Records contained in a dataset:
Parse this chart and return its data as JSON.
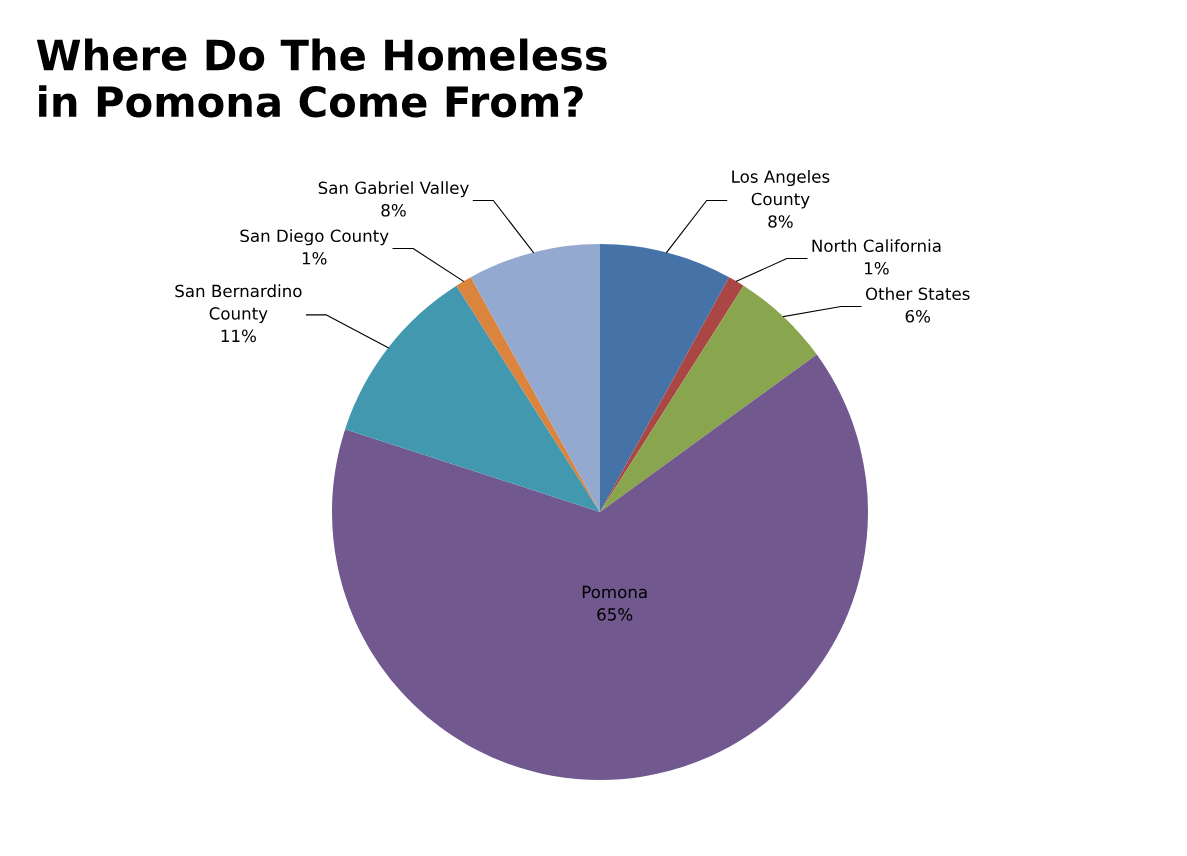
{
  "chart_data": {
    "type": "pie",
    "title": "Where Do The Homeless\nin Pomona Come From?",
    "categories": [
      "Los Angeles\nCounty",
      "North California",
      "Other States",
      "Pomona",
      "San Bernardino\nCounty",
      "San Diego County",
      "San Gabriel Valley"
    ],
    "values": [
      8,
      1,
      6,
      65,
      11,
      1,
      8
    ],
    "value_labels": [
      "8%",
      "1%",
      "6%",
      "65%",
      "11%",
      "1%",
      "8%"
    ],
    "colors": [
      "#4572a7",
      "#aa4643",
      "#89a54e",
      "#71588f",
      "#4198af",
      "#db843d",
      "#93a9cf"
    ],
    "legend": false
  }
}
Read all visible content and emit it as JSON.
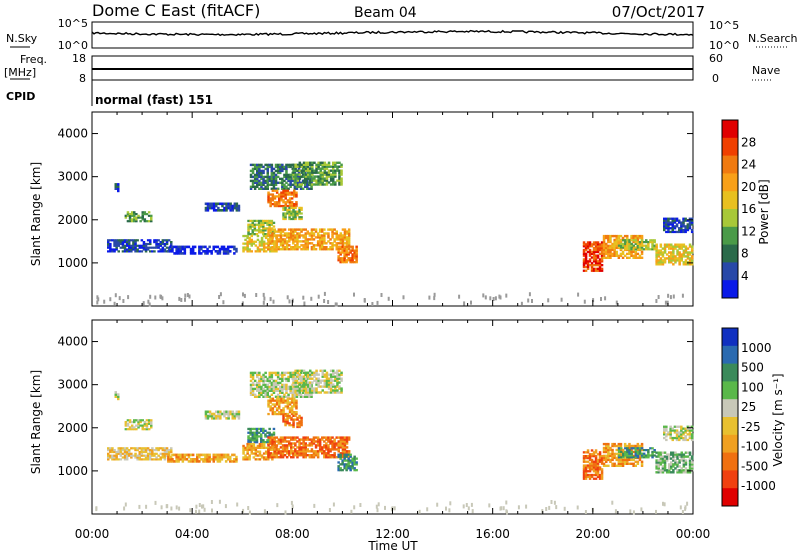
{
  "header": {
    "radar": "Dome C East (fitACF)",
    "beam": "Beam 04",
    "date": "07/Oct/2017"
  },
  "top_panels": {
    "nsky_label": "N.Sky",
    "nsky_ticks": [
      "10^5",
      "10^0"
    ],
    "nsearch_label": "N.Search",
    "nsearch_ticks": [
      "10^5",
      "10^0"
    ],
    "freq_label": "Freq.",
    "freq_unit": "[MHz]",
    "freq_ticks": [
      "18",
      "8"
    ],
    "nave_label": "Nave",
    "nave_ticks": [
      "60",
      "0"
    ],
    "cpid_label": "CPID",
    "cpid_text": "normal (fast) 151"
  },
  "chart_data": [
    {
      "type": "heatmap",
      "name": "power",
      "ylabel": "Slant Range [km]",
      "ylim": [
        0,
        4500
      ],
      "y_ticks": [
        "1000",
        "2000",
        "3000",
        "4000"
      ],
      "xlim_hours": [
        0,
        24
      ],
      "x_ticks": [
        "00:00",
        "04:00",
        "08:00",
        "12:00",
        "16:00",
        "20:00",
        "00:00"
      ],
      "xlabel": "Time UT",
      "colorbar": {
        "label": "Power [dB]",
        "ticks": [
          "28",
          "24",
          "20",
          "16",
          "12",
          "8",
          "4"
        ],
        "colors": [
          "#e00000",
          "#f04000",
          "#f07a10",
          "#f8a018",
          "#e8c020",
          "#a8c838",
          "#4a9a48",
          "#2a6a4a",
          "#2848a8",
          "#0a1ae8"
        ]
      },
      "echo_regions": [
        {
          "t": [
            0.9,
            1.1
          ],
          "r": [
            2650,
            2850
          ],
          "level": 8
        },
        {
          "t": [
            1.3,
            2.4
          ],
          "r": [
            1950,
            2200
          ],
          "level": 6
        },
        {
          "t": [
            0.6,
            3.2
          ],
          "r": [
            1250,
            1550
          ],
          "level": 8
        },
        {
          "t": [
            3.0,
            5.8
          ],
          "r": [
            1200,
            1400
          ],
          "level": 9
        },
        {
          "t": [
            4.5,
            5.9
          ],
          "r": [
            2200,
            2400
          ],
          "level": 8
        },
        {
          "t": [
            6.2,
            7.3
          ],
          "r": [
            1650,
            2000
          ],
          "level": 5
        },
        {
          "t": [
            6.0,
            7.4
          ],
          "r": [
            1250,
            1650
          ],
          "level": 4
        },
        {
          "t": [
            7.0,
            10.3
          ],
          "r": [
            1300,
            1800
          ],
          "level": 3
        },
        {
          "t": [
            9.8,
            10.6
          ],
          "r": [
            1000,
            1400
          ],
          "level": 2
        },
        {
          "t": [
            6.3,
            8.8
          ],
          "r": [
            2700,
            3300
          ],
          "level": 7
        },
        {
          "t": [
            8.0,
            10.0
          ],
          "r": [
            2800,
            3350
          ],
          "level": 6
        },
        {
          "t": [
            7.0,
            8.2
          ],
          "r": [
            2300,
            2700
          ],
          "level": 2
        },
        {
          "t": [
            7.6,
            8.4
          ],
          "r": [
            2000,
            2300
          ],
          "level": 5
        },
        {
          "t": [
            19.6,
            20.4
          ],
          "r": [
            800,
            1500
          ],
          "level": 1
        },
        {
          "t": [
            20.4,
            22.0
          ],
          "r": [
            1100,
            1650
          ],
          "level": 3
        },
        {
          "t": [
            21.0,
            22.5
          ],
          "r": [
            1300,
            1550
          ],
          "level": 5
        },
        {
          "t": [
            22.5,
            24.0
          ],
          "r": [
            950,
            1450
          ],
          "level": 4
        },
        {
          "t": [
            22.8,
            24.0
          ],
          "r": [
            1700,
            2050
          ],
          "level": 8
        }
      ]
    },
    {
      "type": "heatmap",
      "name": "velocity",
      "ylabel": "Slant Range [km]",
      "ylim": [
        0,
        4500
      ],
      "y_ticks": [
        "1000",
        "2000",
        "3000",
        "4000"
      ],
      "xlim_hours": [
        0,
        24
      ],
      "x_ticks": [
        "00:00",
        "04:00",
        "08:00",
        "12:00",
        "16:00",
        "20:00",
        "00:00"
      ],
      "xlabel": "Time UT",
      "colorbar": {
        "label": "Velocity [m s⁻¹]",
        "ticks": [
          "1000",
          "500",
          "100",
          "25",
          "-25",
          "-100",
          "-500",
          "-1000"
        ],
        "colors": [
          "#1030c0",
          "#2a6ab0",
          "#3a8a5a",
          "#5ab84a",
          "#c8c8b8",
          "#e8c030",
          "#f0a020",
          "#f07010",
          "#f04010",
          "#e00000"
        ]
      },
      "echo_regions": [
        {
          "t": [
            0.9,
            1.1
          ],
          "r": [
            2650,
            2850
          ],
          "level": 4
        },
        {
          "t": [
            1.3,
            2.4
          ],
          "r": [
            1950,
            2200
          ],
          "level": 4
        },
        {
          "t": [
            0.6,
            3.2
          ],
          "r": [
            1250,
            1550
          ],
          "level": 5
        },
        {
          "t": [
            3.0,
            5.8
          ],
          "r": [
            1200,
            1400
          ],
          "level": 6
        },
        {
          "t": [
            4.5,
            5.9
          ],
          "r": [
            2200,
            2400
          ],
          "level": 4
        },
        {
          "t": [
            6.2,
            7.3
          ],
          "r": [
            1650,
            2000
          ],
          "level": 2
        },
        {
          "t": [
            6.0,
            7.4
          ],
          "r": [
            1250,
            1650
          ],
          "level": 6
        },
        {
          "t": [
            7.0,
            10.3
          ],
          "r": [
            1300,
            1800
          ],
          "level": 7
        },
        {
          "t": [
            9.8,
            10.6
          ],
          "r": [
            1000,
            1400
          ],
          "level": 2
        },
        {
          "t": [
            6.3,
            8.8
          ],
          "r": [
            2700,
            3300
          ],
          "level": 4
        },
        {
          "t": [
            8.0,
            10.0
          ],
          "r": [
            2800,
            3350
          ],
          "level": 4
        },
        {
          "t": [
            7.0,
            8.2
          ],
          "r": [
            2300,
            2700
          ],
          "level": 6
        },
        {
          "t": [
            7.6,
            8.4
          ],
          "r": [
            2000,
            2300
          ],
          "level": 7
        },
        {
          "t": [
            19.6,
            20.4
          ],
          "r": [
            800,
            1500
          ],
          "level": 7
        },
        {
          "t": [
            20.4,
            22.0
          ],
          "r": [
            1100,
            1650
          ],
          "level": 6
        },
        {
          "t": [
            21.0,
            22.5
          ],
          "r": [
            1300,
            1550
          ],
          "level": 2
        },
        {
          "t": [
            22.5,
            24.0
          ],
          "r": [
            950,
            1450
          ],
          "level": 3
        },
        {
          "t": [
            22.8,
            24.0
          ],
          "r": [
            1700,
            2050
          ],
          "level": 4
        }
      ]
    }
  ]
}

▶ _Challenge_: Return all of the entries exactly as written, but drop any pictures they hold.

▶ _The solution_:
Parse this chart and return its data as JSON.
{
  "chart_data": {
    "type": "pie",
    "title": "Where Do The Homeless\nin Pomona Come From?",
    "categories": [
      "Los Angeles\nCounty",
      "North California",
      "Other States",
      "Pomona",
      "San Bernardino\nCounty",
      "San Diego County",
      "San Gabriel Valley"
    ],
    "values": [
      8,
      1,
      6,
      65,
      11,
      1,
      8
    ],
    "value_labels": [
      "8%",
      "1%",
      "6%",
      "65%",
      "11%",
      "1%",
      "8%"
    ],
    "colors": [
      "#4572a7",
      "#aa4643",
      "#89a54e",
      "#71588f",
      "#4198af",
      "#db843d",
      "#93a9cf"
    ],
    "legend": false
  }
}
Read all visible content and emit it as JSON.
{
  "header": {
    "radar": "Dome C East (fitACF)",
    "beam": "Beam 04",
    "date": "07/Oct/2017"
  },
  "top_panels": {
    "nsky_label": "N.Sky",
    "nsky_ticks": [
      "10^5",
      "10^0"
    ],
    "nsearch_label": "N.Search",
    "nsearch_ticks": [
      "10^5",
      "10^0"
    ],
    "freq_label": "Freq.",
    "freq_unit": "[MHz]",
    "freq_ticks": [
      "18",
      "8"
    ],
    "nave_label": "Nave",
    "nave_ticks": [
      "60",
      "0"
    ],
    "cpid_label": "CPID",
    "cpid_text": "normal (fast) 151"
  },
  "chart_data": [
    {
      "type": "heatmap",
      "name": "power",
      "ylabel": "Slant Range [km]",
      "ylim": [
        0,
        4500
      ],
      "y_ticks": [
        "1000",
        "2000",
        "3000",
        "4000"
      ],
      "xlim_hours": [
        0,
        24
      ],
      "x_ticks": [
        "00:00",
        "04:00",
        "08:00",
        "12:00",
        "16:00",
        "20:00",
        "00:00"
      ],
      "xlabel": "Time UT",
      "colorbar": {
        "label": "Power [dB]",
        "ticks": [
          "28",
          "24",
          "20",
          "16",
          "12",
          "8",
          "4"
        ],
        "colors": [
          "#e00000",
          "#f04000",
          "#f07a10",
          "#f8a018",
          "#e8c020",
          "#a8c838",
          "#4a9a48",
          "#2a6a4a",
          "#2848a8",
          "#0a1ae8"
        ]
      },
      "echo_regions": [
        {
          "t": [
            0.9,
            1.1
          ],
          "r": [
            2650,
            2850
          ],
          "level": 8
        },
        {
          "t": [
            1.3,
            2.4
          ],
          "r": [
            1950,
            2200
          ],
          "level": 6
        },
        {
          "t": [
            0.6,
            3.2
          ],
          "r": [
            1250,
            1550
          ],
          "level": 8
        },
        {
          "t": [
            3.0,
            5.8
          ],
          "r": [
            1200,
            1400
          ],
          "level": 9
        },
        {
          "t": [
            4.5,
            5.9
          ],
          "r": [
            2200,
            2400
          ],
          "level": 8
        },
        {
          "t": [
            6.2,
            7.3
          ],
          "r": [
            1650,
            2000
          ],
          "level": 5
        },
        {
          "t": [
            6.0,
            7.4
          ],
          "r": [
            1250,
            1650
          ],
          "level": 4
        },
        {
          "t": [
            7.0,
            10.3
          ],
          "r": [
            1300,
            1800
          ],
          "level": 3
        },
        {
          "t": [
            9.8,
            10.6
          ],
          "r": [
            1000,
            1400
          ],
          "level": 2
        },
        {
          "t": [
            6.3,
            8.8
          ],
          "r": [
            2700,
            3300
          ],
          "level": 7
        },
        {
          "t": [
            8.0,
            10.0
          ],
          "r": [
            2800,
            3350
          ],
          "level": 6
        },
        {
          "t": [
            7.0,
            8.2
          ],
          "r": [
            2300,
            2700
          ],
          "level": 2
        },
        {
          "t": [
            7.6,
            8.4
          ],
          "r": [
            2000,
            2300
          ],
          "level": 5
        },
        {
          "t": [
            19.6,
            20.4
          ],
          "r": [
            800,
            1500
          ],
          "level": 1
        },
        {
          "t": [
            20.4,
            22.0
          ],
          "r": [
            1100,
            1650
          ],
          "level": 3
        },
        {
          "t": [
            21.0,
            22.5
          ],
          "r": [
            1300,
            1550
          ],
          "level": 5
        },
        {
          "t": [
            22.5,
            24.0
          ],
          "r": [
            950,
            1450
          ],
          "level": 4
        },
        {
          "t": [
            22.8,
            24.0
          ],
          "r": [
            1700,
            2050
          ],
          "level": 8
        }
      ]
    },
    {
      "type": "heatmap",
      "name": "velocity",
      "ylabel": "Slant Range [km]",
      "ylim": [
        0,
        4500
      ],
      "y_ticks": [
        "1000",
        "2000",
        "3000",
        "4000"
      ],
      "xlim_hours": [
        0,
        24
      ],
      "x_ticks": [
        "00:00",
        "04:00",
        "08:00",
        "12:00",
        "16:00",
        "20:00",
        "00:00"
      ],
      "xlabel": "Time UT",
      "colorbar": {
        "label": "Velocity [m s⁻¹]",
        "ticks": [
          "1000",
          "500",
          "100",
          "25",
          "-25",
          "-100",
          "-500",
          "-1000"
        ],
        "colors": [
          "#1030c0",
          "#2a6ab0",
          "#3a8a5a",
          "#5ab84a",
          "#c8c8b8",
          "#e8c030",
          "#f0a020",
          "#f07010",
          "#f04010",
          "#e00000"
        ]
      },
      "echo_regions": [
        {
          "t": [
            0.9,
            1.1
          ],
          "r": [
            2650,
            2850
          ],
          "level": 4
        },
        {
          "t": [
            1.3,
            2.4
          ],
          "r": [
            1950,
            2200
          ],
          "level": 4
        },
        {
          "t": [
            0.6,
            3.2
          ],
          "r": [
            1250,
            1550
          ],
          "level": 5
        },
        {
          "t": [
            3.0,
            5.8
          ],
          "r": [
            1200,
            1400
          ],
          "level": 6
        },
        {
          "t": [
            4.5,
            5.9
          ],
          "r": [
            2200,
            2400
          ],
          "level": 4
        },
        {
          "t": [
            6.2,
            7.3
          ],
          "r": [
            1650,
            2000
          ],
          "level": 2
        },
        {
          "t": [
            6.0,
            7.4
          ],
          "r": [
            1250,
            1650
          ],
          "level": 6
        },
        {
          "t": [
            7.0,
            10.3
          ],
          "r": [
            1300,
            1800
          ],
          "level": 7
        },
        {
          "t": [
            9.8,
            10.6
          ],
          "r": [
            1000,
            1400
          ],
          "level": 2
        },
        {
          "t": [
            6.3,
            8.8
          ],
          "r": [
            2700,
            3300
          ],
          "level": 4
        },
        {
          "t": [
            8.0,
            10.0
          ],
          "r": [
            2800,
            3350
          ],
          "level": 4
        },
        {
          "t": [
            7.0,
            8.2
          ],
          "r": [
            2300,
            2700
          ],
          "level": 6
        },
        {
          "t": [
            7.6,
            8.4
          ],
          "r": [
            2000,
            2300
          ],
          "level": 7
        },
        {
          "t": [
            19.6,
            20.4
          ],
          "r": [
            800,
            1500
          ],
          "level": 7
        },
        {
          "t": [
            20.4,
            22.0
          ],
          "r": [
            1100,
            1650
          ],
          "level": 6
        },
        {
          "t": [
            21.0,
            22.5
          ],
          "r": [
            1300,
            1550
          ],
          "level": 2
        },
        {
          "t": [
            22.5,
            24.0
          ],
          "r": [
            950,
            1450
          ],
          "level": 3
        },
        {
          "t": [
            22.8,
            24.0
          ],
          "r": [
            1700,
            2050
          ],
          "level": 4
        }
      ]
    }
  ]
}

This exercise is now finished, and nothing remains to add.